> **Exercise**
Would you copy out the whole listing exactly as given?

====================

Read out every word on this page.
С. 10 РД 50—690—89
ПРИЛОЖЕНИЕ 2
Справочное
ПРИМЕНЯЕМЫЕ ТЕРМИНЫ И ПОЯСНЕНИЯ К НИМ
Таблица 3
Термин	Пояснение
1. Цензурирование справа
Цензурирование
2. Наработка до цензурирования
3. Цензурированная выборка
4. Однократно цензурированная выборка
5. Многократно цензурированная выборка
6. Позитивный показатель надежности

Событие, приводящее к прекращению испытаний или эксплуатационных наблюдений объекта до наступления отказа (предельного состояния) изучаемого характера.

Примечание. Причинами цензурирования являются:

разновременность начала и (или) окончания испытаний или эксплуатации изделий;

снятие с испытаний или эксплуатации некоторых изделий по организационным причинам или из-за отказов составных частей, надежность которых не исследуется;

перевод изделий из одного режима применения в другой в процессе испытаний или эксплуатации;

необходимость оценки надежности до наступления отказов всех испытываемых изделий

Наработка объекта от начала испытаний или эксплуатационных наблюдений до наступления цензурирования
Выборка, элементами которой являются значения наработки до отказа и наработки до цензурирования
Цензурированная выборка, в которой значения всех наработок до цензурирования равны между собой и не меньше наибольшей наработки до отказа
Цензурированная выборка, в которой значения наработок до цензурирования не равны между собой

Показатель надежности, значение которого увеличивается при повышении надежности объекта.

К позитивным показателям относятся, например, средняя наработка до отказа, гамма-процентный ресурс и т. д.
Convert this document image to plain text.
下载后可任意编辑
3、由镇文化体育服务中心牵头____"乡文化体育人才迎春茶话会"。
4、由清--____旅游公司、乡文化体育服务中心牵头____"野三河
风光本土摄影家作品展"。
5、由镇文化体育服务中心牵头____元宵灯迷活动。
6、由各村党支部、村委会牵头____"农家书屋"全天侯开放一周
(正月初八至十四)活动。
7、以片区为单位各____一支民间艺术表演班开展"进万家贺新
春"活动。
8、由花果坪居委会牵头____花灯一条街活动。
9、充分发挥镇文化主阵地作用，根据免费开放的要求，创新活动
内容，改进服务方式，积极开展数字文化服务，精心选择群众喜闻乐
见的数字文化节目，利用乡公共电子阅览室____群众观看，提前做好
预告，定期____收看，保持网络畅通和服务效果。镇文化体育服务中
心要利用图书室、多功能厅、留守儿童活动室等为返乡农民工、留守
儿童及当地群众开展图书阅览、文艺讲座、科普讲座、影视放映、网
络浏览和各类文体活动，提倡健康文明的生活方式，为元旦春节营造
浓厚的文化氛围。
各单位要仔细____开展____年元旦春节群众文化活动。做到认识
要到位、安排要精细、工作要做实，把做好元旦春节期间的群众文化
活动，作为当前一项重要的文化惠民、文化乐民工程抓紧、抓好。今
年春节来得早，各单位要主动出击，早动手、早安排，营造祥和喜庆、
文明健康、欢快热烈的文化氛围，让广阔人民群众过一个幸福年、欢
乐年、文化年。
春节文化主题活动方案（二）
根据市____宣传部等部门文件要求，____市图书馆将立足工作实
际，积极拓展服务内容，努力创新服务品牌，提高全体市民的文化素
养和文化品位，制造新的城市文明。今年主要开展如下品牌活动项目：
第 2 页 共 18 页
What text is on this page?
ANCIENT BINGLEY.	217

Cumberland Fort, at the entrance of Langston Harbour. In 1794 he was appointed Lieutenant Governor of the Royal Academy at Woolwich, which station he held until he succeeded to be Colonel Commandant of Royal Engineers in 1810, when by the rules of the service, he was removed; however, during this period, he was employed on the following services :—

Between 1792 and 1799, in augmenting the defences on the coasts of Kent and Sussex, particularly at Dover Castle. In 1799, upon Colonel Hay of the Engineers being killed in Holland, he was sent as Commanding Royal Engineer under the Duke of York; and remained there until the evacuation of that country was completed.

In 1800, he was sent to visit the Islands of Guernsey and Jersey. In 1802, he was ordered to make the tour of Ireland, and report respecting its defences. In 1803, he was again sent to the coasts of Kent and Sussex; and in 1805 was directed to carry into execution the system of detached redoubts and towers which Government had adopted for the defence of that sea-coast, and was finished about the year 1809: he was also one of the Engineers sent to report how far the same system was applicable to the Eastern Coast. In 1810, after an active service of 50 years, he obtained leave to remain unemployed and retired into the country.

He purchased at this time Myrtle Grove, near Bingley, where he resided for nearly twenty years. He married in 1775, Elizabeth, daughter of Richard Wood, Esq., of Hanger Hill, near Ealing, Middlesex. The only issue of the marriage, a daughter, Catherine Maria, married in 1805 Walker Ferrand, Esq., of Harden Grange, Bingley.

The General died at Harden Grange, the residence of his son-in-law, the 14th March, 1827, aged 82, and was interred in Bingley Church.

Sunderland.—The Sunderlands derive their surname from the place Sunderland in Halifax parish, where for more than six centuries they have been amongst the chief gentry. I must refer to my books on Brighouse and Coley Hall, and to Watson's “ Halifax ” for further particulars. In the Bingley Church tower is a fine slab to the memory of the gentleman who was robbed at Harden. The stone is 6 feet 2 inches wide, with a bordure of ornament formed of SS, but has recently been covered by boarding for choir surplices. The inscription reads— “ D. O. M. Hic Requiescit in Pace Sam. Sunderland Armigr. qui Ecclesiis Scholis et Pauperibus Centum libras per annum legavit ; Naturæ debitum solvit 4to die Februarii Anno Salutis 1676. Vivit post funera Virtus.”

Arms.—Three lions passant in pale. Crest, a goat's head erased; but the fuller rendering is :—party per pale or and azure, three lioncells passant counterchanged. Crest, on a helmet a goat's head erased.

====================

> **Finished exercise**
Read out every word on this page.
С. 10 РД 50—690—89
ПРИЛОЖЕНИЕ 2
Справочное
ПРИМЕНЯЕМЫЕ ТЕРМИНЫ И ПОЯСНЕНИЯ К НИМ
Таблица 3
Термин	Пояснение
1. Цензурирование справа
Цензурирование
2. Наработка до цензурирования
3. Цензурированная выборка
4. Однократно цензурированная выборка
5. Многократно цензурированная выборка
6. Позитивный показатель надежности

Событие, приводящее к прекращению испытаний или эксплуатационных наблюдений объекта до наступления отказа (предельного состояния) изучаемого характера.

Примечание. Причинами цензурирования являются:

разновременность начала и (или) окончания испытаний или эксплуатации изделий;

снятие с испытаний или эксплуатации некоторых изделий по организационным причинам или из-за отказов составных частей, надежность которых не исследуется;

перевод изделий из одного режима применения в другой в процессе испытаний или эксплуатации;

необходимость оценки надежности до наступления отказов всех испытываемых изделий

Наработка объекта от начала испытаний или эксплуатационных наблюдений до наступления цензурирования
Выборка, элементами которой являются значения наработки до отказа и наработки до цензурирования
Цензурированная выборка, в которой значения всех наработок до цензурирования равны между собой и не меньше наибольшей наработки до отказа
Цензурированная выборка, в которой значения наработок до цензурирования не равны между собой

Показатель надежности, значение которого увеличивается при повышении надежности объекта.

К позитивным показателям относятся, например, средняя наработка до отказа, гамма-процентный ресурс и т. д.
Convert this document image to plain text.
下载后可任意编辑
3、由镇文化体育服务中心牵头____"乡文化体育人才迎春茶话会"。
4、由清--____旅游公司、乡文化体育服务中心牵头____"野三河
风光本土摄影家作品展"。
5、由镇文化体育服务中心牵头____元宵灯迷活动。
6、由各村党支部、村委会牵头____"农家书屋"全天侯开放一周
(正月初八至十四)活动。
7、以片区为单位各____一支民间艺术表演班开展"进万家贺新
春"活动。
8、由花果坪居委会牵头____花灯一条街活动。
9、充分发挥镇文化主阵地作用，根据免费开放的要求，创新活动
内容，改进服务方式，积极开展数字文化服务，精心选择群众喜闻乐
见的数字文化节目，利用乡公共电子阅览室____群众观看，提前做好
预告，定期____收看，保持网络畅通和服务效果。镇文化体育服务中
心要利用图书室、多功能厅、留守儿童活动室等为返乡农民工、留守
儿童及当地群众开展图书阅览、文艺讲座、科普讲座、影视放映、网
络浏览和各类文体活动，提倡健康文明的生活方式，为元旦春节营造
浓厚的文化氛围。
各单位要仔细____开展____年元旦春节群众文化活动。做到认识
要到位、安排要精细、工作要做实，把做好元旦春节期间的群众文化
活动，作为当前一项重要的文化惠民、文化乐民工程抓紧、抓好。今
年春节来得早，各单位要主动出击，早动手、早安排，营造祥和喜庆、
文明健康、欢快热烈的文化氛围，让广阔人民群众过一个幸福年、欢
乐年、文化年。
春节文化主题活动方案（二）
根据市____宣传部等部门文件要求，____市图书馆将立足工作实
际，积极拓展服务内容，努力创新服务品牌，提高全体市民的文化素
养和文化品位，制造新的城市文明。今年主要开展如下品牌活动项目：
第 2 页 共 18 页
What text is on this page?
ANCIENT BINGLEY.	217

Cumberland Fort, at the entrance of Langston Harbour. In 1794 he was appointed Lieutenant Governor of the Royal Academy at Woolwich, which station he held until he succeeded to be Colonel Commandant of Royal Engineers in 1810, when by the rules of the service, he was removed; however, during this period, he was employed on the following services :—

Between 1792 and 1799, in augmenting the defences on the coasts of Kent and Sussex, particularly at Dover Castle. In 1799, upon Colonel Hay of the Engineers being killed in Holland, he was sent as Commanding Royal Engineer under the Duke of York; and remained there until the evacuation of that country was completed.

In 1800, he was sent to visit the Islands of Guernsey and Jersey. In 1802, he was ordered to make the tour of Ireland, and report respecting its defences. In 1803, he was again sent to the coasts of Kent and Sussex; and in 1805 was directed to carry into execution the system of detached redoubts and towers which Government had adopted for the defence of that sea-coast, and was finished about the year 1809: he was also one of the Engineers sent to report how far the same system was applicable to the Eastern Coast. In 1810, after an active service of 50 years, he obtained leave to remain unemployed and retired into the country.

He purchased at this time Myrtle Grove, near Bingley, where he resided for nearly twenty years. He married in 1775, Elizabeth, daughter of Richard Wood, Esq., of Hanger Hill, near Ealing, Middlesex. The only issue of the marriage, a daughter, Catherine Maria, married in 1805 Walker Ferrand, Esq., of Harden Grange, Bingley.

The General died at Harden Grange, the residence of his son-in-law, the 14th March, 1827, aged 82, and was interred in Bingley Church.

Sunderland.—The Sunderlands derive their surname from the place Sunderland in Halifax parish, where for more than six centuries they have been amongst the chief gentry. I must refer to my books on Brighouse and Coley Hall, and to Watson's “ Halifax ” for further particulars. In the Bingley Church tower is a fine slab to the memory of the gentleman who was robbed at Harden. The stone is 6 feet 2 inches wide, with a bordure of ornament formed of SS, but has recently been covered by boarding for choir surplices. The inscription reads— “ D. O. M. Hic Requiescit in Pace Sam. Sunderland Armigr. qui Ecclesiis Scholis et Pauperibus Centum libras per annum legavit ; Naturæ debitum solvit 4to die Februarii Anno Salutis 1676. Vivit post funera Virtus.”

Arms.—Three lions passant in pale. Crest, a goat's head erased; but the fuller rendering is :—party per pale or and azure, three lioncells passant counterchanged. Crest, on a helmet a goat's head erased.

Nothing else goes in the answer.